Given request
Below is a listing. Gather each line of it that contains "JSON".

Data extract
┄┄┄┄┄┄┄┄┄┄┄┄┄┄┄┄┄┄┄┄
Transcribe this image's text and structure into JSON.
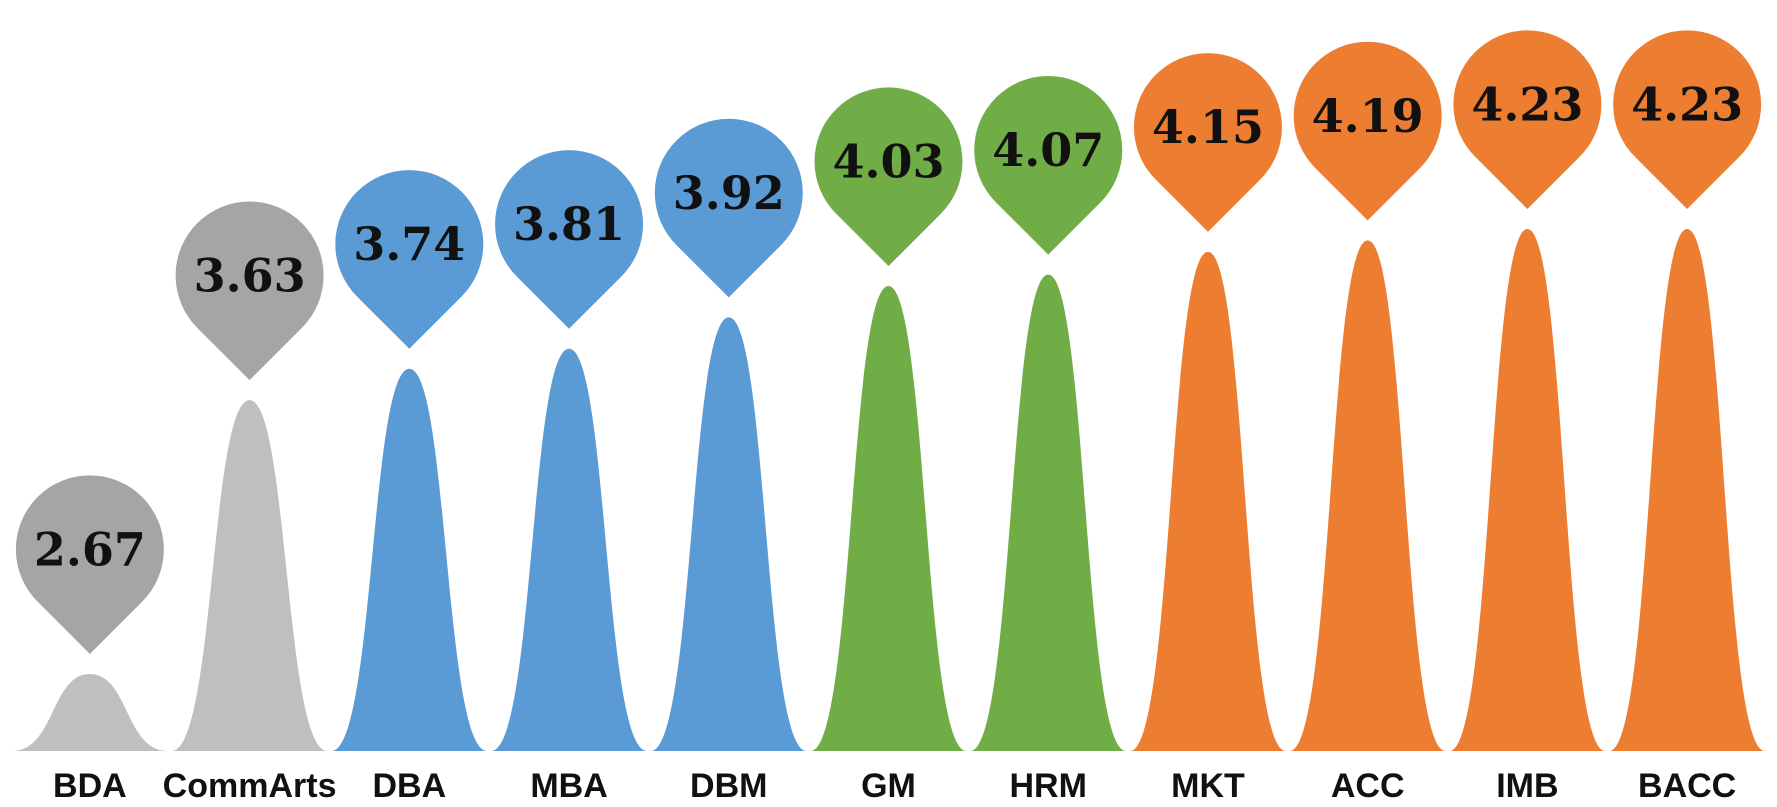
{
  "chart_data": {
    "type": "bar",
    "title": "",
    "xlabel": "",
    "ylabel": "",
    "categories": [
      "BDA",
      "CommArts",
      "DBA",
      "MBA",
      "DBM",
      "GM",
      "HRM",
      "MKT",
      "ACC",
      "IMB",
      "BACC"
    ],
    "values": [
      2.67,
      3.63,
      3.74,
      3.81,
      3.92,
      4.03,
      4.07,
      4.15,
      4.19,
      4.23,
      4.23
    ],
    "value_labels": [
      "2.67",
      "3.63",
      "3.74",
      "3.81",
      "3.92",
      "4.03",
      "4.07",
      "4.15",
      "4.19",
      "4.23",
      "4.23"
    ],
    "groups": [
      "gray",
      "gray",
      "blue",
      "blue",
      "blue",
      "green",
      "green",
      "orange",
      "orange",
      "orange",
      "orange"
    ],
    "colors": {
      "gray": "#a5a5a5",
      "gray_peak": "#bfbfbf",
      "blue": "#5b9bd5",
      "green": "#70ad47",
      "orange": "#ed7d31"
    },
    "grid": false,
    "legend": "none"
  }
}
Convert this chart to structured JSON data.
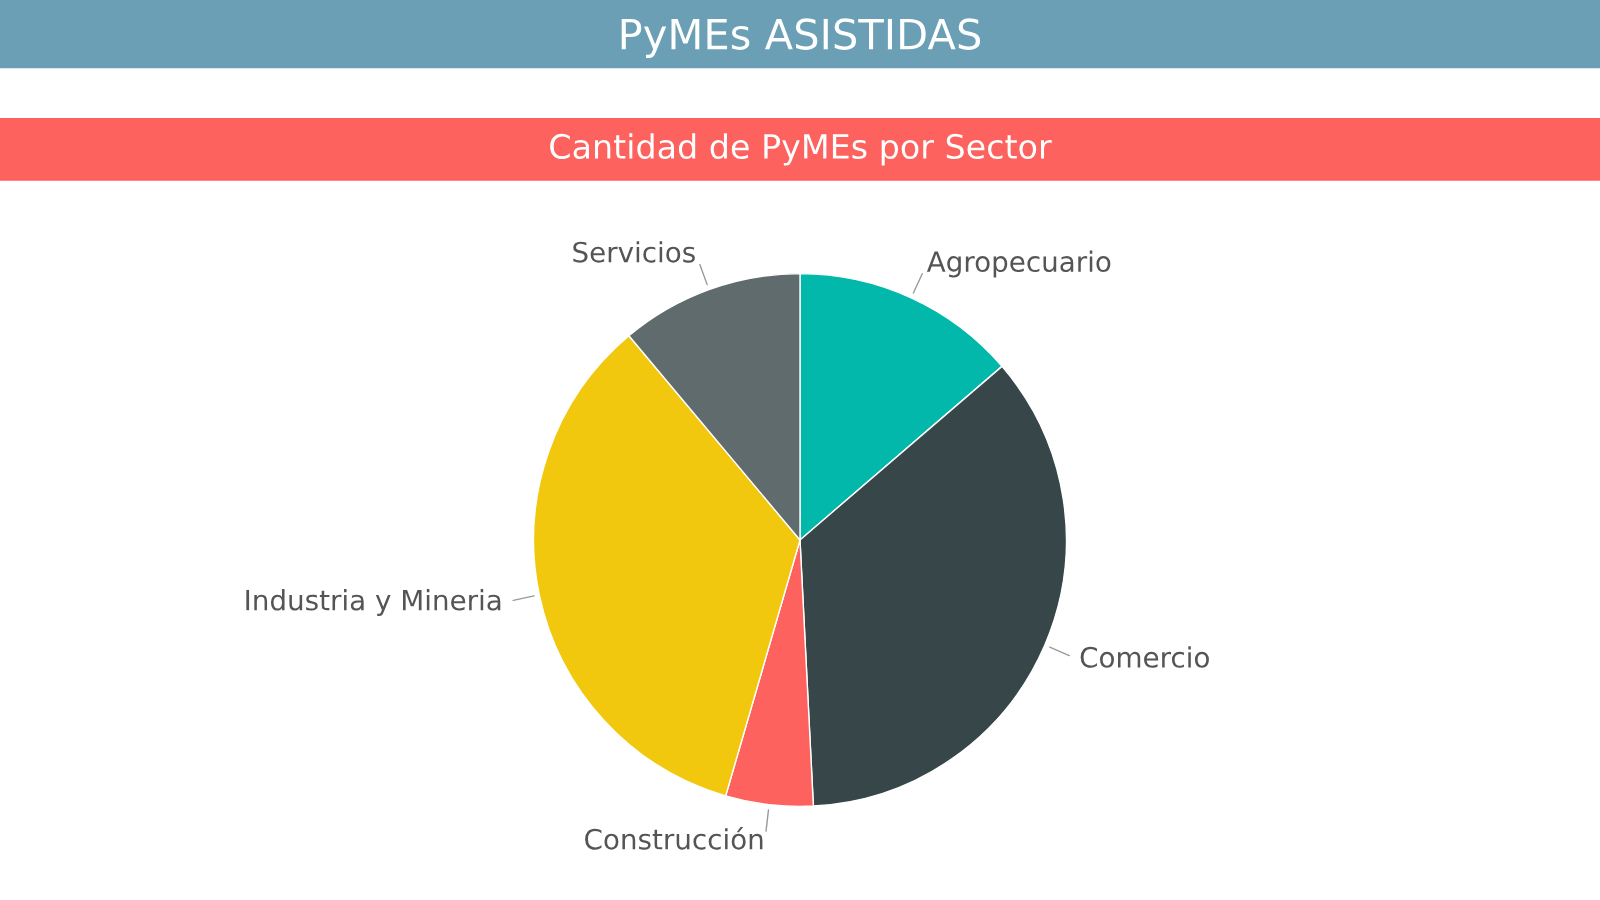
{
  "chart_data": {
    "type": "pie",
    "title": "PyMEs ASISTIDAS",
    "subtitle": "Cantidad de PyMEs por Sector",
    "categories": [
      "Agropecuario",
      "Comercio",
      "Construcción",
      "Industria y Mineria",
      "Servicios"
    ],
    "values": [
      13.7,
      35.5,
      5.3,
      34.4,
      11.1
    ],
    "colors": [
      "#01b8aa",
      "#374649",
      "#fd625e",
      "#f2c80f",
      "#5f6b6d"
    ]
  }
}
┄┄┄┄┄┄┄┄┄┄┄┄┄┄┄┄┄┄┄┄
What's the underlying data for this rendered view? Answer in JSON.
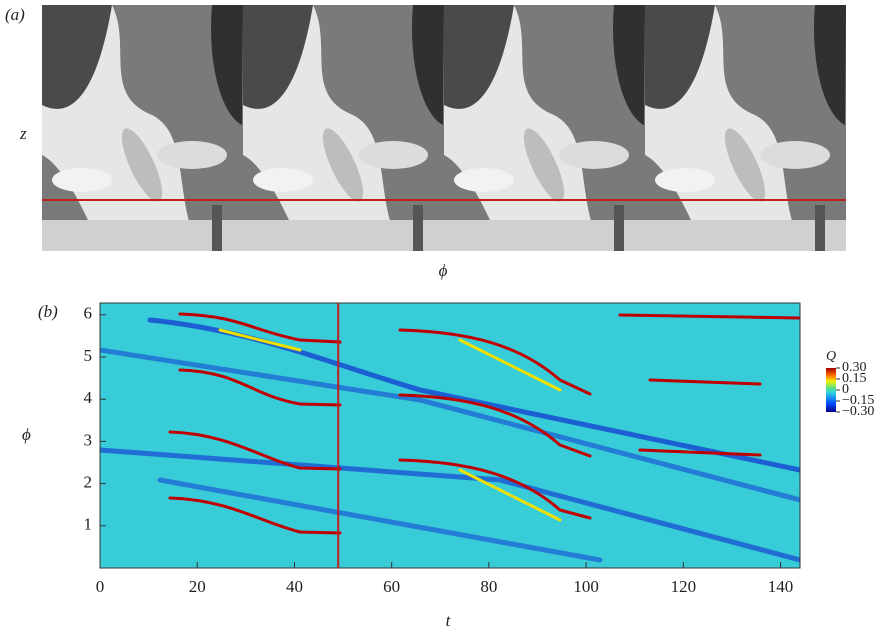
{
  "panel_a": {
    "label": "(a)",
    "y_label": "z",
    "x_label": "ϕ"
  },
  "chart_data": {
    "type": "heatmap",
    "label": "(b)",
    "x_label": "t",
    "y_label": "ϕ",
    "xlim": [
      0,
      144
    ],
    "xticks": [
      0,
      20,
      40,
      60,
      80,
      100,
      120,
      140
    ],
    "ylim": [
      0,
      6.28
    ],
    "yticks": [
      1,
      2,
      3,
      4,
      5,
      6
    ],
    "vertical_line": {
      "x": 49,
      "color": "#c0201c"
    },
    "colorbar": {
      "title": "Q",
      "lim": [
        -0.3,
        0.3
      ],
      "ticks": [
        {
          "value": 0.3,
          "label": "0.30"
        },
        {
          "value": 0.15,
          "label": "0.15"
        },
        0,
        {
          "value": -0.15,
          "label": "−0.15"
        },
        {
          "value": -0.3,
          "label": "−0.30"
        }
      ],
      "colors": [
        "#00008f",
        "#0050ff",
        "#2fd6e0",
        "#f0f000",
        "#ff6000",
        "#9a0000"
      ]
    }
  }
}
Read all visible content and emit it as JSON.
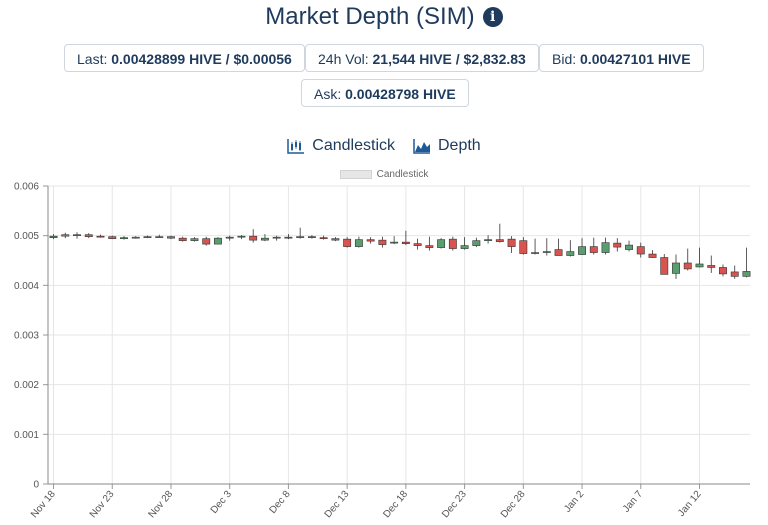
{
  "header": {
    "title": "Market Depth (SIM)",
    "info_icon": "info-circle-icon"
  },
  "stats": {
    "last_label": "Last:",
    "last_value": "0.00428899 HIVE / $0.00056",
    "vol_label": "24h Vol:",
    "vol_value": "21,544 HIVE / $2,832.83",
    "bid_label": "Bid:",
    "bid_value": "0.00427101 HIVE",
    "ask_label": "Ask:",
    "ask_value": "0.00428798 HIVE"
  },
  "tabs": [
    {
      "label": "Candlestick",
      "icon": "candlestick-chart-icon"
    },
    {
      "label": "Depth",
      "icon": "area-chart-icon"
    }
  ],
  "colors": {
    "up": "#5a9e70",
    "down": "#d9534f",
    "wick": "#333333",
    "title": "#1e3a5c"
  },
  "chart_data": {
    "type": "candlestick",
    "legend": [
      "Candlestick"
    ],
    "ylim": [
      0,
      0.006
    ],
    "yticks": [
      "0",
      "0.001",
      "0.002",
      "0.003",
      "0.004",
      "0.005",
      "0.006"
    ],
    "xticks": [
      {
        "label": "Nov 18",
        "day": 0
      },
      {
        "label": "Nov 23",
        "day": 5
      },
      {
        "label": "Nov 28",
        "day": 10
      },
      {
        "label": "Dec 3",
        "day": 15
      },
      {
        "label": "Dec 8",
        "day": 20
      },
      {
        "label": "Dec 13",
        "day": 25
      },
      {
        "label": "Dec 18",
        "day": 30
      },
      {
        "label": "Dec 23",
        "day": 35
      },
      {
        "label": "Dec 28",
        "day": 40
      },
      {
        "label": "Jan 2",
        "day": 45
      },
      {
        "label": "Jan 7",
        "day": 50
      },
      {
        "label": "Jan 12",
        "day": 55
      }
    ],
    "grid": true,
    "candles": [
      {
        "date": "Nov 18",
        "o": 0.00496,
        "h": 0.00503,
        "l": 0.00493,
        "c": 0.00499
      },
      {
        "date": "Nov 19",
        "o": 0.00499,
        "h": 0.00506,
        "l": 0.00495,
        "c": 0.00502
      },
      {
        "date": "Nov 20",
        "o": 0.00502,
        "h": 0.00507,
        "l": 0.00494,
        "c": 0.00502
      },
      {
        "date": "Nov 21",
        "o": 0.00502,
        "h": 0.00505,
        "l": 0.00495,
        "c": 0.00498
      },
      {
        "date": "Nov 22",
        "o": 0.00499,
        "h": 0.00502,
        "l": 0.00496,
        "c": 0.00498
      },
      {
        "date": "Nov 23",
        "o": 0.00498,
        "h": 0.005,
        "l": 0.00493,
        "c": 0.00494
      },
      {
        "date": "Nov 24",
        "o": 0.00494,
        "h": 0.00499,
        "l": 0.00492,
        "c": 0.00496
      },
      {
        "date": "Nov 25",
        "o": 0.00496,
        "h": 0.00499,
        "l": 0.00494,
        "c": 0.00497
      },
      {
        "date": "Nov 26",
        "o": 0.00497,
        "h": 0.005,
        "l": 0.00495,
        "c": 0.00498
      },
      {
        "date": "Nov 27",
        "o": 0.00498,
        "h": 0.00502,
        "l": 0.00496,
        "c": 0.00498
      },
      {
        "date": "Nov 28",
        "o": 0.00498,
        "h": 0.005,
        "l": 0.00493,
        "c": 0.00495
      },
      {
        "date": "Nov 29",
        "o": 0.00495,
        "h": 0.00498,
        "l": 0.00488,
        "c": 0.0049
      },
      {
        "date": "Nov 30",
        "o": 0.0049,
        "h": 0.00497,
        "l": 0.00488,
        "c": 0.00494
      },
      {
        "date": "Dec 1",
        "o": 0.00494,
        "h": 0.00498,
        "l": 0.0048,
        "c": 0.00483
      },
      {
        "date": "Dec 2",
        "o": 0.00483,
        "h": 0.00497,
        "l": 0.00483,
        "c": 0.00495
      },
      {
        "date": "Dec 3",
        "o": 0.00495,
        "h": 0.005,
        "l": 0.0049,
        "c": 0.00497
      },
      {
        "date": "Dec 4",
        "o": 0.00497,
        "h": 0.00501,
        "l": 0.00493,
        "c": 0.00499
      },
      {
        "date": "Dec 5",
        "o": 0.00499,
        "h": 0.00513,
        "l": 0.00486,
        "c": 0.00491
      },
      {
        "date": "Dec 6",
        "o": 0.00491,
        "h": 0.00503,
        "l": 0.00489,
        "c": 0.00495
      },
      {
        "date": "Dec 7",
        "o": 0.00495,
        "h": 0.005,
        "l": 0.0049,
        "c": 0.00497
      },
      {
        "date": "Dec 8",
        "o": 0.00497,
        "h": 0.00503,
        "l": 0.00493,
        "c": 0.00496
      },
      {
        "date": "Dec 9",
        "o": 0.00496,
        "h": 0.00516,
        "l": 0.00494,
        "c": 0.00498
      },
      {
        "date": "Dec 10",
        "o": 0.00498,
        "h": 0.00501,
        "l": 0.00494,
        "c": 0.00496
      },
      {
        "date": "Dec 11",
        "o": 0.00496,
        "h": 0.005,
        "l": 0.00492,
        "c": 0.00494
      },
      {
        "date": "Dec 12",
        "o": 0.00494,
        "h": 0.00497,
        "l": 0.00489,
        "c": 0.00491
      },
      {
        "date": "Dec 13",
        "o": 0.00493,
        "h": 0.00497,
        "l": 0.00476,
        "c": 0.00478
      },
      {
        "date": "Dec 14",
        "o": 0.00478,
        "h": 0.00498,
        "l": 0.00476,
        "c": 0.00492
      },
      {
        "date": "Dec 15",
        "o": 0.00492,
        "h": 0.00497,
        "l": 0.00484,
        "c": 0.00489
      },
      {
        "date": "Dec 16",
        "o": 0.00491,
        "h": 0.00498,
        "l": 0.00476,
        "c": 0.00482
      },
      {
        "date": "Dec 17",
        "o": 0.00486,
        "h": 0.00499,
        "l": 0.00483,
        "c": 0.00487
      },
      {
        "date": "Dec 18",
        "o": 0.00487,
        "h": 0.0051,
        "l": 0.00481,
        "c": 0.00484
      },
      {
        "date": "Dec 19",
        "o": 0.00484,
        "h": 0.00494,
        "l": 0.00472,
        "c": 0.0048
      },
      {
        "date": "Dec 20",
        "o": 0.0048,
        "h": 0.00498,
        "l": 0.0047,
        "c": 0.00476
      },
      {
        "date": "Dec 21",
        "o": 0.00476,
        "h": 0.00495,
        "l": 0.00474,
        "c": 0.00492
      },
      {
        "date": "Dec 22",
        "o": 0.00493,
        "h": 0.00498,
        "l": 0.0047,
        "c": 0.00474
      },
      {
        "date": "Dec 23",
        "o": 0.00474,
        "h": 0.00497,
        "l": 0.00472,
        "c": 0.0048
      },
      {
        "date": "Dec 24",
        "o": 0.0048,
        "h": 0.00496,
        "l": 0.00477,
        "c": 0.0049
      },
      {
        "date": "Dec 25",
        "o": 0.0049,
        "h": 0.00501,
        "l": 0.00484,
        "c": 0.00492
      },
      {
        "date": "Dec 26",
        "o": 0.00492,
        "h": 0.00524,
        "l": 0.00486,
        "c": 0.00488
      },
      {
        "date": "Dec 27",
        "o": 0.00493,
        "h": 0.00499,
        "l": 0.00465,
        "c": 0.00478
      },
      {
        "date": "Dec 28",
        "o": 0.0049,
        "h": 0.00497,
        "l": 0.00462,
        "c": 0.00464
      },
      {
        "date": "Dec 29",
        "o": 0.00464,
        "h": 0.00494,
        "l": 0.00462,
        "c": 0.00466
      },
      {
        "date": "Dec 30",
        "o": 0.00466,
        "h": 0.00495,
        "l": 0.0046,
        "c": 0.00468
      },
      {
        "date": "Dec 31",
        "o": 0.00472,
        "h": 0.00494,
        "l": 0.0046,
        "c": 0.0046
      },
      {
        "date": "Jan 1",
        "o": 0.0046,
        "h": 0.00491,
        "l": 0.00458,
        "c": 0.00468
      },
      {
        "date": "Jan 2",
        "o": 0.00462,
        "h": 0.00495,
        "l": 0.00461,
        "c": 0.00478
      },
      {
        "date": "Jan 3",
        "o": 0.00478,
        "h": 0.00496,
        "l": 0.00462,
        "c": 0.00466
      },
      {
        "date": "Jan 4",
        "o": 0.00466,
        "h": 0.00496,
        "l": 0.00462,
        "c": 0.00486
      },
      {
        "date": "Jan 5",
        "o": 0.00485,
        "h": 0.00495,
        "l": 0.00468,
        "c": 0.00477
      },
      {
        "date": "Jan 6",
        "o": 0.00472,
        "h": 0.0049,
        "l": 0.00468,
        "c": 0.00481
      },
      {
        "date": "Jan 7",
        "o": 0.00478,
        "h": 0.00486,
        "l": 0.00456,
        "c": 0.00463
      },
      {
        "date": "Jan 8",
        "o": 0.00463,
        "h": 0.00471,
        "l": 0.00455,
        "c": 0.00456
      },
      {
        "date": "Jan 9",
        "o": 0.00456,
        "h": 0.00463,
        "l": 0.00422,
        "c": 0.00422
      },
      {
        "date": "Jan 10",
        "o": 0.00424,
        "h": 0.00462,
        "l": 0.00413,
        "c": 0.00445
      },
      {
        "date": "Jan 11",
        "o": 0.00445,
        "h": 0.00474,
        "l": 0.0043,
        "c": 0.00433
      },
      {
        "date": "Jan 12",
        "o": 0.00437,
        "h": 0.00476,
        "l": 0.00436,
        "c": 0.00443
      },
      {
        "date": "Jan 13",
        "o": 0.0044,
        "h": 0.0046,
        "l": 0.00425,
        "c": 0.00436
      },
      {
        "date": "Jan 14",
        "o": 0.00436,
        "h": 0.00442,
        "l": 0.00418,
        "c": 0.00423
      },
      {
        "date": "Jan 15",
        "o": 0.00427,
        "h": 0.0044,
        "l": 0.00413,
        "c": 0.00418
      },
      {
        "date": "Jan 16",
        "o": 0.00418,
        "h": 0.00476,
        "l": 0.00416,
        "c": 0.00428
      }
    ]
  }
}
┄┄┄┄┄┄┄┄┄┄┄┄┄┄┄┄┄┄┄┄
Response to this task
Transcribe this image's text and structure into JSON.
Convert this chart to structured JSON data.
What's the underlying data for this rendered view? Answer in JSON.
Read all visible content and emit it as JSON.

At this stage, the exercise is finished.